* _AIM_: Turn everything from the start of the listing down through the line containing "y-tick-label: 100% — [40, 196, 77, 211]" into a numbered list, omitting any blank lines.

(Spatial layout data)

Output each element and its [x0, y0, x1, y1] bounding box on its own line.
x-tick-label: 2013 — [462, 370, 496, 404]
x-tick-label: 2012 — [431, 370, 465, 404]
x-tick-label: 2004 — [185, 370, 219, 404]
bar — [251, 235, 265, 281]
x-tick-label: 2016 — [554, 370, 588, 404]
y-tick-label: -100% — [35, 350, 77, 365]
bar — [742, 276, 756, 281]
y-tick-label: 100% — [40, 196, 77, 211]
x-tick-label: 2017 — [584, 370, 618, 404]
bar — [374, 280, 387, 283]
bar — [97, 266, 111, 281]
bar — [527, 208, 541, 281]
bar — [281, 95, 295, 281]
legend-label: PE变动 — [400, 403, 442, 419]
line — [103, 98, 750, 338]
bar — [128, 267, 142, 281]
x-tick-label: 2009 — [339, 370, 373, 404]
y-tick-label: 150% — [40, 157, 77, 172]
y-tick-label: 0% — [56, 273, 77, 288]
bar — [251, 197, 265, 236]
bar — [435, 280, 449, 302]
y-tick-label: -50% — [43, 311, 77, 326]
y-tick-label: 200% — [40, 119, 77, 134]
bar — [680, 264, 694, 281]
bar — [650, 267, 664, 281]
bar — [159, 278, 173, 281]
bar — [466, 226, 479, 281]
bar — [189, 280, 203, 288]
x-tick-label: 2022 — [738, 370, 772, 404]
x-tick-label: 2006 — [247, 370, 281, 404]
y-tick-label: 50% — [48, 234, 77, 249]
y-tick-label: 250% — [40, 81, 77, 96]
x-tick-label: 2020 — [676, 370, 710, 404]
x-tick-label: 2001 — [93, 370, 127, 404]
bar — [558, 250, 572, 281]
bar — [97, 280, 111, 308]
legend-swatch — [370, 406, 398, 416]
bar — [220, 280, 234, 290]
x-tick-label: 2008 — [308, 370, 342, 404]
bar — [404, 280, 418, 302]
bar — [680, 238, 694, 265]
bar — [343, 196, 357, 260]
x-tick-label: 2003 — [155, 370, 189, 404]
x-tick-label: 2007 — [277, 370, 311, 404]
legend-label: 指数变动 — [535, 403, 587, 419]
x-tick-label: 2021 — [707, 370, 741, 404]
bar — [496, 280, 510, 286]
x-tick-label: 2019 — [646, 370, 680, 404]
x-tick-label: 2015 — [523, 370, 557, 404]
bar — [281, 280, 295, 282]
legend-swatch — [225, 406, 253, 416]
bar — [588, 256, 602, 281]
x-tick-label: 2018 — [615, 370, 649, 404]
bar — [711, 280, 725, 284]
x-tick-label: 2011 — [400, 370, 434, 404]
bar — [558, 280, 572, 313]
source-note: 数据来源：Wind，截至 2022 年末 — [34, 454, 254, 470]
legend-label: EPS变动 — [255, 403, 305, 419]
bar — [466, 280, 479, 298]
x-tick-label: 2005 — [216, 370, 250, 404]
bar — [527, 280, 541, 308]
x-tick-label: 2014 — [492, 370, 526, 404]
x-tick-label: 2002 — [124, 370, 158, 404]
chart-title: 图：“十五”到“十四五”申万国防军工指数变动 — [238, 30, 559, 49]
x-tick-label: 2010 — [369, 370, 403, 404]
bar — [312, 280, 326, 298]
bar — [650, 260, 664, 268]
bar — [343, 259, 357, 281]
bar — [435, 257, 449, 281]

* _CORRECT ANSWER_:
1. Output each element and its [x0, y0, x1, y1] bounding box on its own line.
2. x-tick-label: 2013 — [462, 370, 496, 404]
3. x-tick-label: 2012 — [431, 370, 465, 404]
4. x-tick-label: 2004 — [185, 370, 219, 404]
5. bar — [251, 235, 265, 281]
6. x-tick-label: 2016 — [554, 370, 588, 404]
7. y-tick-label: -100% — [35, 350, 77, 365]
8. bar — [742, 276, 756, 281]
9. y-tick-label: 100% — [40, 196, 77, 211]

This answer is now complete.